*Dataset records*
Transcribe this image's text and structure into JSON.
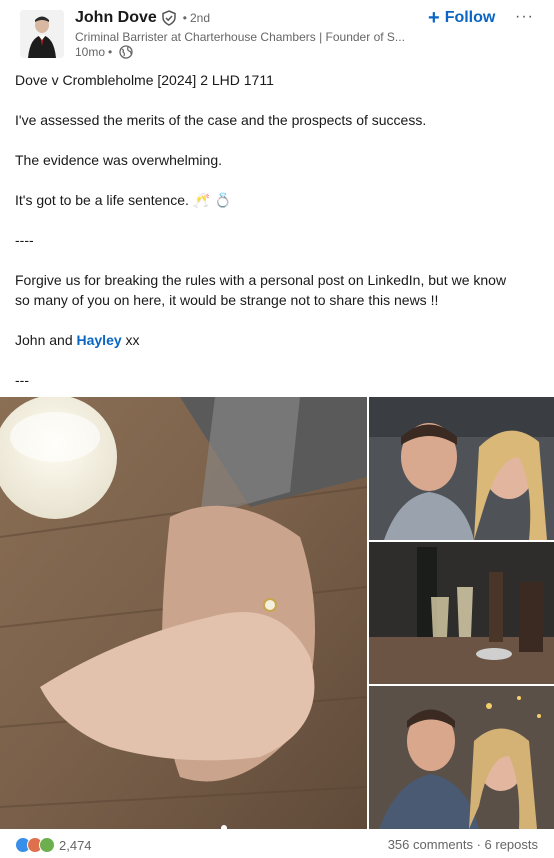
{
  "author": {
    "name": "John Dove",
    "degree": "2nd",
    "headline": "Criminal Barrister at Charterhouse Chambers | Founder of S...",
    "time": "10mo",
    "follow_label": "Follow",
    "verified_icon": "verified-shield-icon",
    "visibility_icon": "globe-icon",
    "more_label": "···"
  },
  "post": {
    "line1": "Dove v Crombleholme [2024] 2 LHD 1711",
    "line2": "I've assessed the merits of the case and the prospects of success.",
    "line3": "The evidence was overwhelming.",
    "line4": "It's got to be a life sentence. 🥂 💍",
    "sep1": "----",
    "line5a": "Forgive us for breaking the rules with a personal post on LinkedIn, but we know",
    "line5b": "so many of you on here, it would be strange not to share this news !!",
    "sign_pre": "John and ",
    "sign_mention": "Hayley",
    "sign_post": " xx",
    "sep2": "---"
  },
  "footer": {
    "reaction_count": "2,474",
    "stats": "356 comments · 6 reposts",
    "reaction_icons": [
      "like-icon",
      "love-icon",
      "support-icon"
    ]
  },
  "colors": {
    "accent": "#0a66c2",
    "text": "#191919",
    "muted": "#666666"
  }
}
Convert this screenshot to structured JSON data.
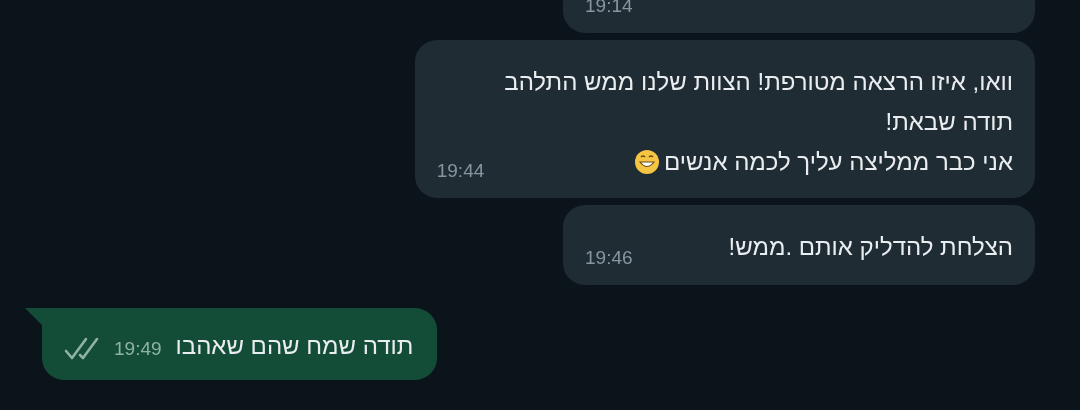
{
  "messages": [
    {
      "kind": "incoming",
      "time": "19:14"
    },
    {
      "kind": "incoming",
      "lines": [
        "וואו, איזו הרצאה מטורפת! הצוות שלנו ממש התלהב",
        "תודה שבאת!",
        "אני כבר ממליצה עליך לכמה אנשים"
      ],
      "trailing_emoji": true,
      "time": "19:44"
    },
    {
      "kind": "incoming",
      "lines": [
        "הצלחת להדליק אותם .ממש!"
      ],
      "time": "19:46"
    },
    {
      "kind": "outgoing",
      "lines": [
        "תודה שמח שהם שאהבו"
      ],
      "time": "19:49",
      "read": false
    }
  ]
}
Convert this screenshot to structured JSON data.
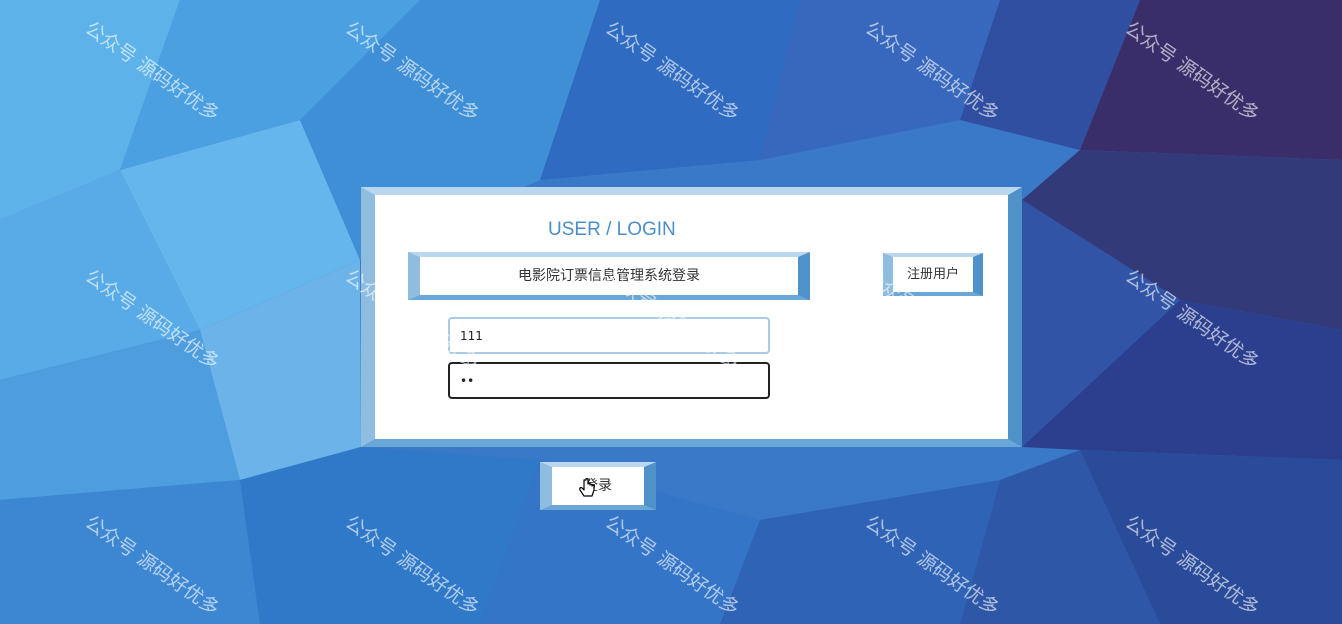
{
  "login": {
    "title": "USER / LOGIN",
    "system_title": "电影院订票信息管理系统登录",
    "register_label": "注册用户",
    "username_value": "111",
    "password_value": "••",
    "login_label": "登录"
  },
  "watermark_text": "公众号 源码好优多",
  "colors": {
    "background": "#2f6fc4",
    "frame": "#6aa6d6",
    "title": "#4a8fc9"
  }
}
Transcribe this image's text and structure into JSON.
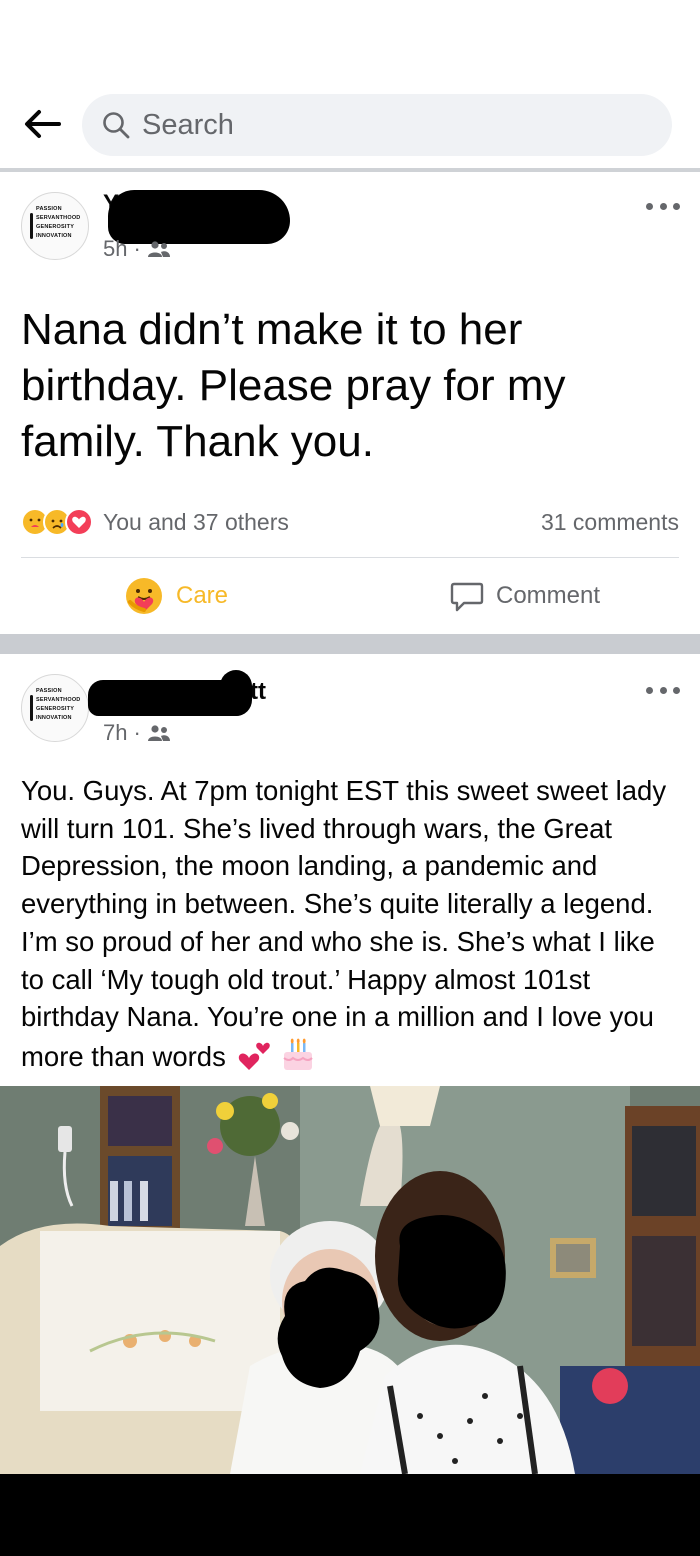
{
  "search": {
    "placeholder": "Search"
  },
  "posts": [
    {
      "author_visible_fragment": "Y",
      "time": "5h",
      "audience": "friends",
      "text": "Nana didn’t make it to her birthday. Please pray for my family. Thank you.",
      "reactions_text": "You and 37 others",
      "comments_text": "31 comments",
      "actions": {
        "care": "Care",
        "comment": "Comment"
      }
    },
    {
      "author_visible_fragment": "tt",
      "time": "7h",
      "audience": "friends",
      "text": "You. Guys. At 7pm tonight EST this sweet sweet lady will turn 101. She’s lived through wars, the Great Depression, the moon landing, a pandemic and everything in between. She’s quite literally a legend. I’m so proud of her and who she is. She’s what I like to call ‘My tough old trout.’ Happy almost 101st birthday Nana. You’re one in a million and I love you more than words"
    }
  ],
  "avatar_logo_lines": [
    "PASSION",
    "SERVANTHOOD",
    "GENEROSITY",
    "INNOVATION"
  ],
  "colors": {
    "care": "#f7b928",
    "muted_text": "#65676b",
    "search_bg": "#f0f2f5",
    "love_reaction": "#f33e58",
    "feed_gap": "#c9ccd1"
  }
}
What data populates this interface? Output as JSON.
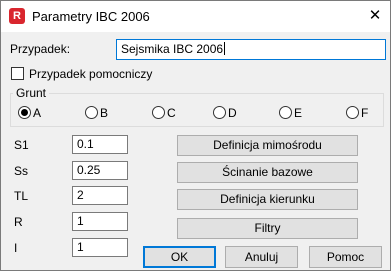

*Exercise directions*
Reproduce every line precisely as given, omitting all pictures.

*Task answer*
Transcribe this image's text and structure into JSON.
{
  "author": {
    "name": "John Dove",
    "degree": "2nd",
    "headline": "Criminal Barrister at Charterhouse Chambers | Founder of S...",
    "time": "10mo",
    "follow_label": "Follow",
    "verified_icon": "verified-shield-icon",
    "visibility_icon": "globe-icon",
    "more_label": "···"
  },
  "post": {
    "line1": "Dove v Crombleholme [2024] 2 LHD 1711",
    "line2": "I've assessed the merits of the case and the prospects of success.",
    "line3": "The evidence was overwhelming.",
    "line4": "It's got to be a life sentence. 🥂 💍",
    "sep1": "----",
    "line5a": "Forgive us for breaking the rules with a personal post on LinkedIn, but we know",
    "line5b": "so many of you on here, it would be strange not to share this news !!",
    "sign_pre": "John and ",
    "sign_mention": "Hayley",
    "sign_post": " xx",
    "sep2": "---"
  },
  "footer": {
    "reaction_count": "2,474",
    "stats": "356 comments · 6 reposts",
    "reaction_icons": [
      "like-icon",
      "love-icon",
      "support-icon"
    ]
  },
  "colors": {
    "accent": "#0a66c2",
    "text": "#191919",
    "muted": "#666666"
  }
}
Convert this screenshot to structured JSON data.
{
  "messages": [
    {
      "kind": "incoming",
      "time": "19:14"
    },
    {
      "kind": "incoming",
      "lines": [
        "וואו, איזו הרצאה מטורפת! הצוות שלנו ממש התלהב",
        "תודה שבאת!",
        "אני כבר ממליצה עליך לכמה אנשים"
      ],
      "trailing_emoji": true,
      "time": "19:44"
    },
    {
      "kind": "incoming",
      "lines": [
        "הצלחת להדליק אותם .ממש!"
      ],
      "time": "19:46"
    },
    {
      "kind": "outgoing",
      "lines": [
        "תודה שמח שהם שאהבו"
      ],
      "time": "19:49",
      "read": false
    }
  ]
}
Convert this screenshot to structured JSON data.
{
  "login": {
    "title": "USER / LOGIN",
    "system_title": "电影院订票信息管理系统登录",
    "register_label": "注册用户",
    "username_value": "111",
    "password_value": "••",
    "login_label": "登录"
  },
  "watermark_text": "公众号 源码好优多",
  "colors": {
    "background": "#2f6fc4",
    "frame": "#6aa6d6",
    "title": "#4a8fc9"
  }
}
Transcribe this image's text and structure into JSON.
{
  "search": {
    "placeholder": "Search"
  },
  "posts": [
    {
      "author_visible_fragment": "Y",
      "time": "5h",
      "audience": "friends",
      "text": "Nana didn’t make it to her birthday. Please pray for my family. Thank you.",
      "reactions_text": "You and 37 others",
      "comments_text": "31 comments",
      "actions": {
        "care": "Care",
        "comment": "Comment"
      }
    },
    {
      "author_visible_fragment": "tt",
      "time": "7h",
      "audience": "friends",
      "text": "You. Guys. At 7pm tonight EST this sweet sweet lady will turn 101. She’s lived through wars, the Great Depression, the moon landing, a pandemic and everything in between. She’s quite literally a legend. I’m so proud of her and who she is. She’s what I like to call ‘My tough old trout.’ Happy almost 101st birthday Nana. You’re one in a million and I love you more than words"
    }
  ],
  "avatar_logo_lines": [
    "PASSION",
    "SERVANTHOOD",
    "GENEROSITY",
    "INNOVATION"
  ],
  "colors": {
    "care": "#f7b928",
    "muted_text": "#65676b",
    "search_bg": "#f0f2f5",
    "love_reaction": "#f33e58",
    "feed_gap": "#c9ccd1"
  }
}
What data populates this interface? Output as JSON.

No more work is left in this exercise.